Your task |
Gather every line in the records below that contains the word "Закрити".

Extracted records |
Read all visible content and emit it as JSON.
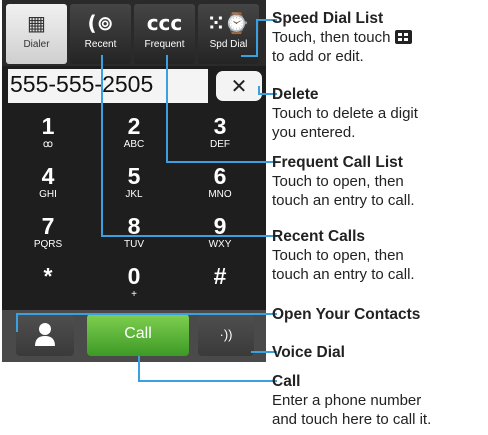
{
  "tabs": [
    {
      "label": "Dialer",
      "icon": "dialpad-grid-icon",
      "glyph": "▦",
      "active": true
    },
    {
      "label": "Recent",
      "icon": "recent-calls-icon",
      "glyph": "(⊚",
      "active": false
    },
    {
      "label": "Frequent",
      "icon": "frequent-calls-icon",
      "glyph": "ccc",
      "active": false
    },
    {
      "label": "Spd Dial",
      "icon": "speed-dial-icon",
      "glyph": "⁙⌚",
      "active": false
    }
  ],
  "display": {
    "number": "555-555-2505"
  },
  "delete": {
    "icon": "backspace-icon",
    "glyph": "✕"
  },
  "keypad": [
    {
      "digit": "1",
      "letters": "ꝏ",
      "voicemail_icon": "voicemail-icon"
    },
    {
      "digit": "2",
      "letters": "ABC"
    },
    {
      "digit": "3",
      "letters": "DEF"
    },
    {
      "digit": "4",
      "letters": "GHI"
    },
    {
      "digit": "5",
      "letters": "JKL"
    },
    {
      "digit": "6",
      "letters": "MNO"
    },
    {
      "digit": "7",
      "letters": "PQRS"
    },
    {
      "digit": "8",
      "letters": "TUV"
    },
    {
      "digit": "9",
      "letters": "WXY"
    },
    {
      "digit": "*",
      "letters": ""
    },
    {
      "digit": "0",
      "letters": "+"
    },
    {
      "digit": "#",
      "letters": ""
    }
  ],
  "bottom": {
    "call_label": "Call",
    "contacts_icon": "person-icon",
    "voice_icon": "voice-dial-icon",
    "voice_glyph": "·))"
  },
  "annotations": {
    "speed_dial": {
      "title": "Speed Dial List",
      "text1": "Touch, then touch",
      "text2": "to add or edit."
    },
    "delete": {
      "title": "Delete",
      "text1": "Touch to delete a digit",
      "text2": "you entered."
    },
    "frequent": {
      "title": "Frequent Call List",
      "text1": "Touch to open, then",
      "text2": "touch an entry to call."
    },
    "recent": {
      "title": "Recent Calls",
      "text1": "Touch to open, then",
      "text2": "touch an entry to call."
    },
    "contacts": {
      "title": "Open Your Contacts"
    },
    "voice": {
      "title": "Voice Dial"
    },
    "call": {
      "title": "Call",
      "text1": "Enter a phone number",
      "text2": "and touch here to call it."
    }
  },
  "colors": {
    "call_green": "#4caf2e",
    "leader_line": "#3aa0e0",
    "phone_bg": "#1e1e1e"
  }
}
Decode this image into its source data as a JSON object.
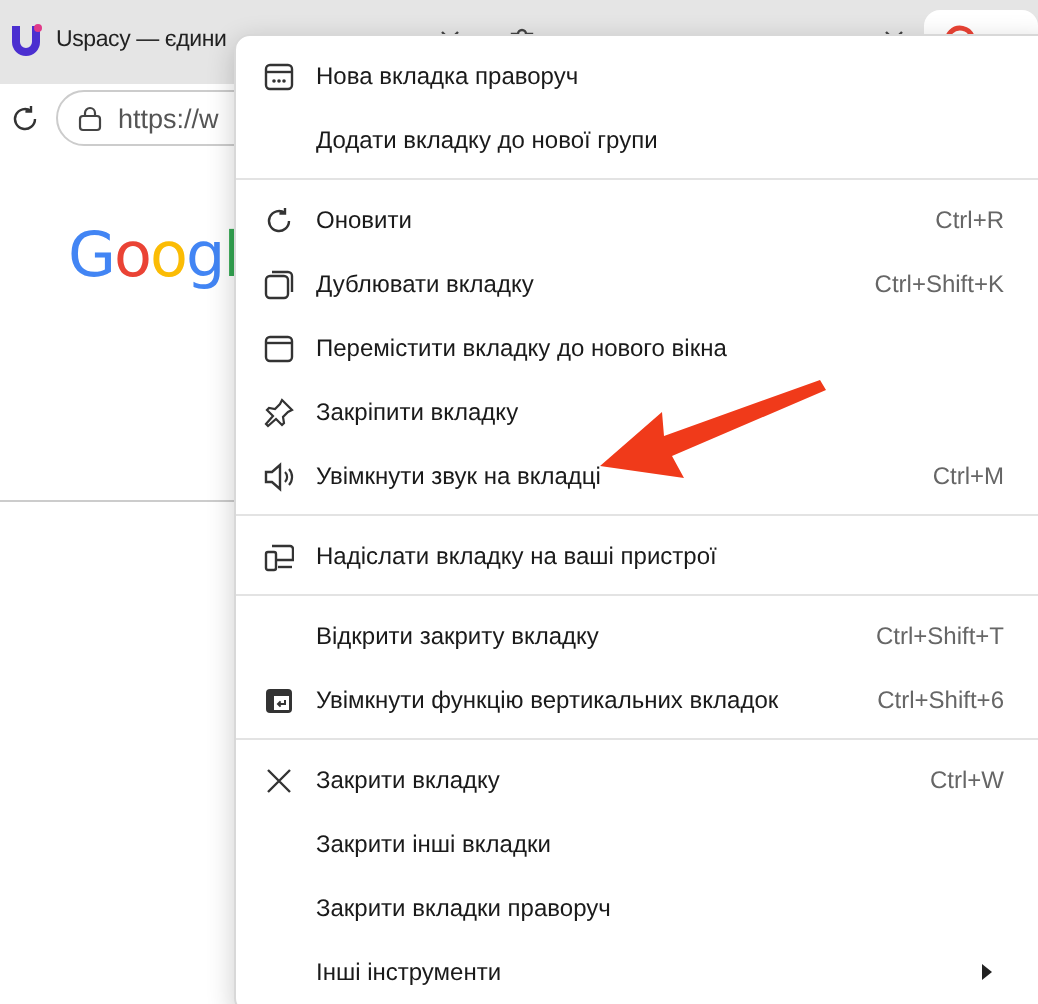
{
  "tabs": [
    {
      "title": "Uspacy — єдини",
      "selected": false
    },
    {
      "selected": false
    },
    {
      "selected": true
    }
  ],
  "address_bar": {
    "url": "https://w"
  },
  "page": {
    "logo": "Googl"
  },
  "context_menu": {
    "items": [
      {
        "kind": "item",
        "label": "Нова вкладка праворуч"
      },
      {
        "kind": "item",
        "label": "Додати вкладку до нової групи"
      },
      {
        "kind": "separator"
      },
      {
        "kind": "item",
        "label": "Оновити",
        "shortcut": "Ctrl+R"
      },
      {
        "kind": "item",
        "label": "Дублювати вкладку",
        "shortcut": "Ctrl+Shift+K"
      },
      {
        "kind": "item",
        "label": "Перемістити вкладку до нового вікна"
      },
      {
        "kind": "item",
        "label": "Закріпити вкладку"
      },
      {
        "kind": "item",
        "label": "Увімкнути звук на вкладці",
        "shortcut": "Ctrl+M"
      },
      {
        "kind": "separator"
      },
      {
        "kind": "item",
        "label": "Надіслати вкладку на ваші пристрої"
      },
      {
        "kind": "separator"
      },
      {
        "kind": "item",
        "label": "Відкрити закриту вкладку",
        "shortcut": "Ctrl+Shift+T"
      },
      {
        "kind": "item",
        "label": "Увімкнути функцію вертикальних вкладок",
        "shortcut": "Ctrl+Shift+6"
      },
      {
        "kind": "separator"
      },
      {
        "kind": "item",
        "label": "Закрити вкладку",
        "shortcut": "Ctrl+W"
      },
      {
        "kind": "item",
        "label": "Закрити інші вкладки"
      },
      {
        "kind": "item",
        "label": "Закрити вкладки праворуч"
      },
      {
        "kind": "item",
        "label": "Інші інструменти",
        "submenu": true
      }
    ]
  },
  "annotation": {
    "kind": "arrow"
  }
}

Finished exercise |
        "label": "Закрити вкладку",
        "label": "Закрити інші вкладки"
        "label": "Закрити вкладки праворуч"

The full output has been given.